THE REQUEST
Without the pictures, output the records below word for word.

Data records

****

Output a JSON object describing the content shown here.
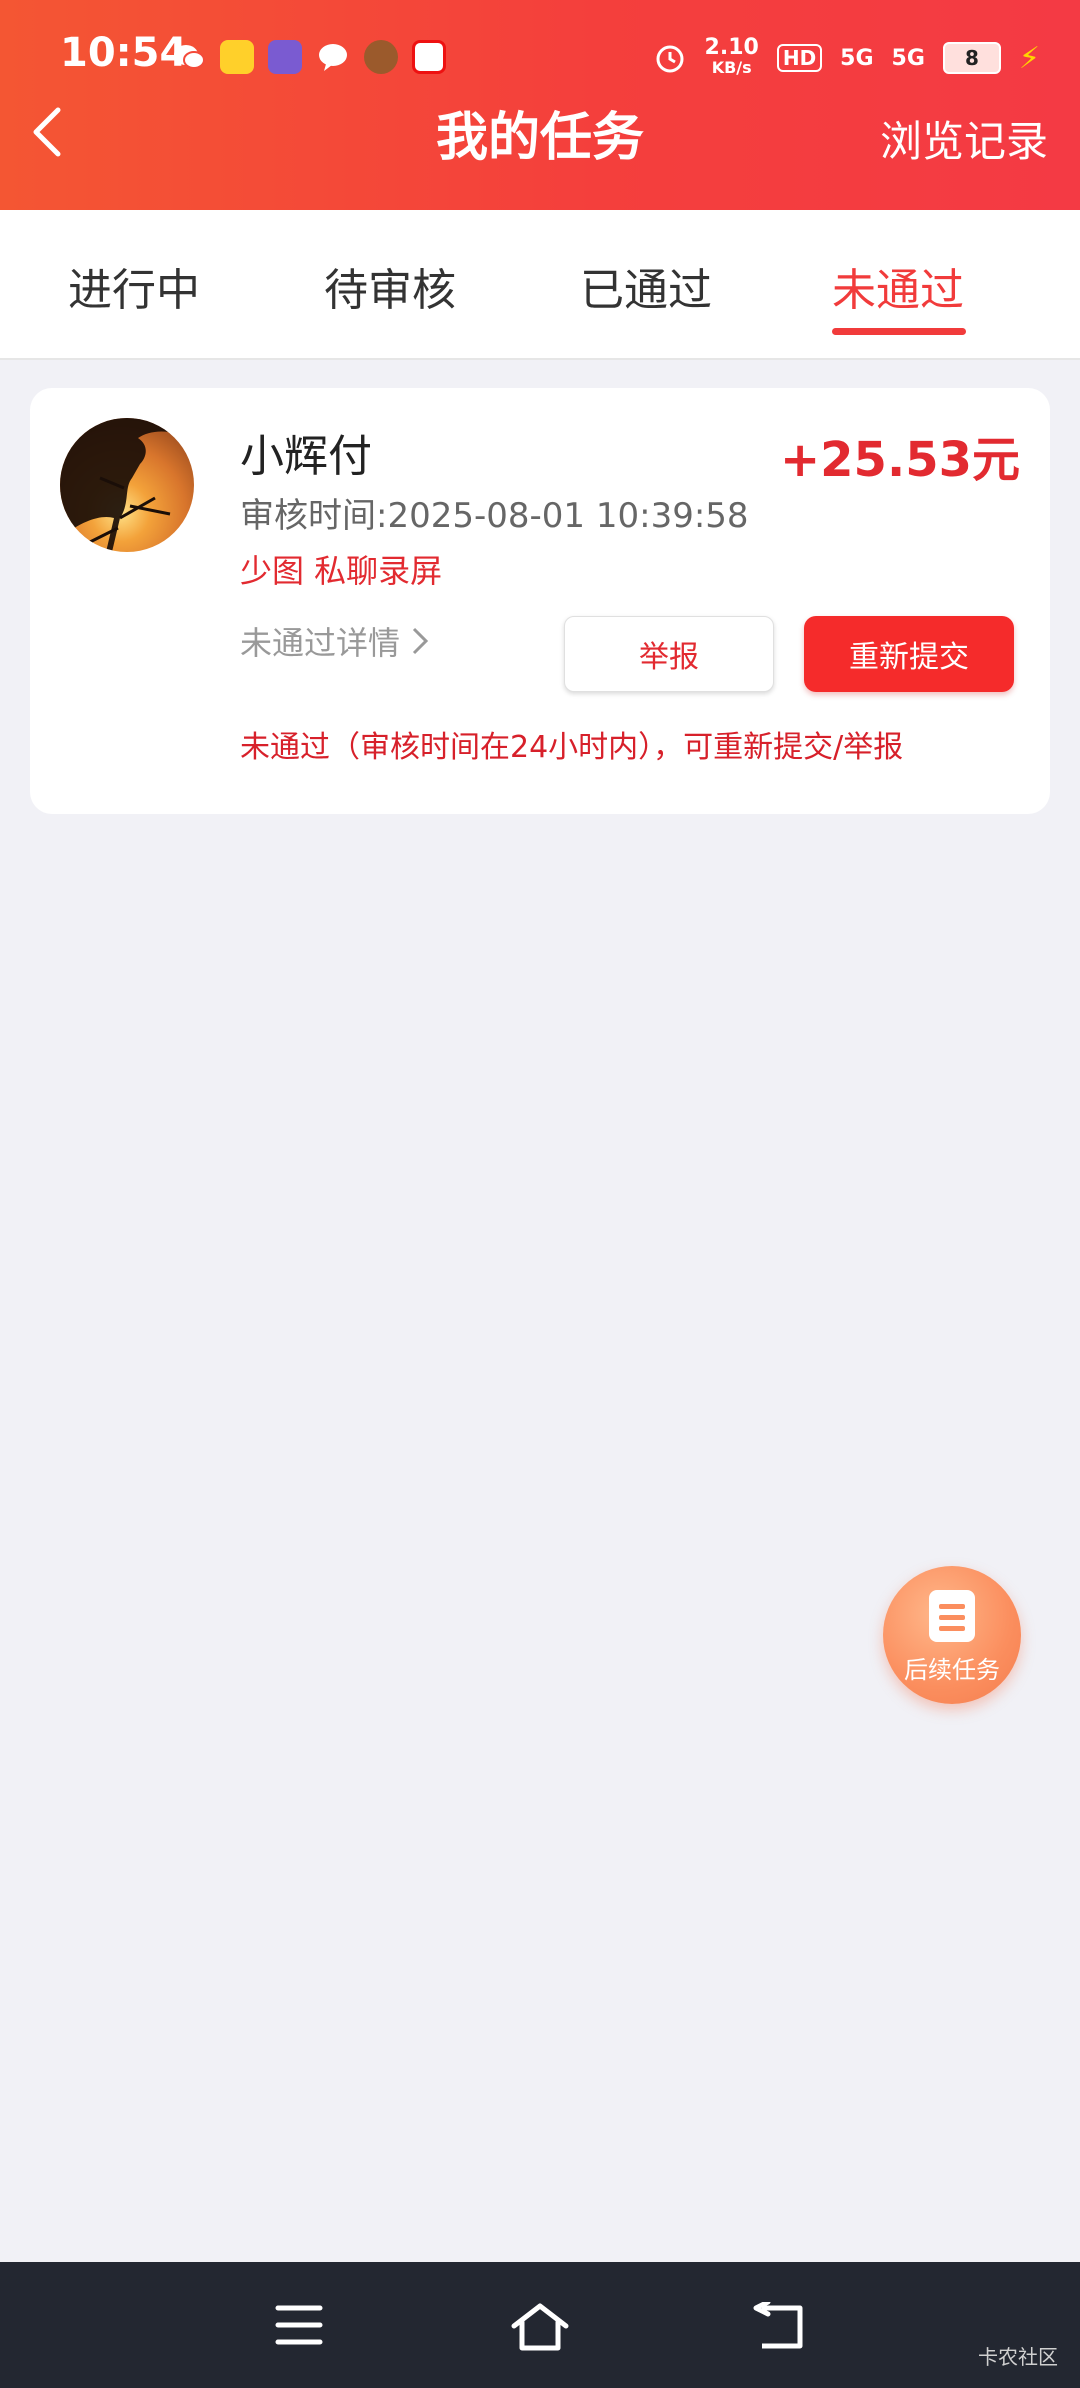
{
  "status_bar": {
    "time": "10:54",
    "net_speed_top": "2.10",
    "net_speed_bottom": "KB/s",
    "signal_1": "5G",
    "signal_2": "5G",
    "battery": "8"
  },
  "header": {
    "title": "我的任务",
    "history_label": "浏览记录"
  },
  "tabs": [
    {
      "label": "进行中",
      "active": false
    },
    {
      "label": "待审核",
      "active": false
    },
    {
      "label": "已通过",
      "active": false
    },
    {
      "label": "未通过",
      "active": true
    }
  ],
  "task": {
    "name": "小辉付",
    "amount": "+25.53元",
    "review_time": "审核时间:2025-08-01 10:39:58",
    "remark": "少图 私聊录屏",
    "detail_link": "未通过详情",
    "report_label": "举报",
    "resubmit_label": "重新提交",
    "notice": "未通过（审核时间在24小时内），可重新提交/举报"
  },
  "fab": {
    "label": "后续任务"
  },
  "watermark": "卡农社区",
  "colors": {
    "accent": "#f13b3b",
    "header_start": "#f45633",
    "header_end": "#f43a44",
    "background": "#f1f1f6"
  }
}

****

TASK OUTPUT
Output a JSON object describing the content shown here.
{
  "status_bar": {
    "time": "10:54",
    "net_speed_top": "2.10",
    "net_speed_bottom": "KB/s",
    "signal_1": "5G",
    "signal_2": "5G",
    "battery": "8"
  },
  "header": {
    "title": "我的任务",
    "history_label": "浏览记录"
  },
  "tabs": [
    {
      "label": "进行中",
      "active": false
    },
    {
      "label": "待审核",
      "active": false
    },
    {
      "label": "已通过",
      "active": false
    },
    {
      "label": "未通过",
      "active": true
    }
  ],
  "task": {
    "name": "小辉付",
    "amount": "+25.53元",
    "review_time": "审核时间:2025-08-01 10:39:58",
    "remark": "少图 私聊录屏",
    "detail_link": "未通过详情",
    "report_label": "举报",
    "resubmit_label": "重新提交",
    "notice": "未通过（审核时间在24小时内），可重新提交/举报"
  },
  "fab": {
    "label": "后续任务"
  },
  "watermark": "卡农社区",
  "colors": {
    "accent": "#f13b3b",
    "header_start": "#f45633",
    "header_end": "#f43a44",
    "background": "#f1f1f6"
  }
}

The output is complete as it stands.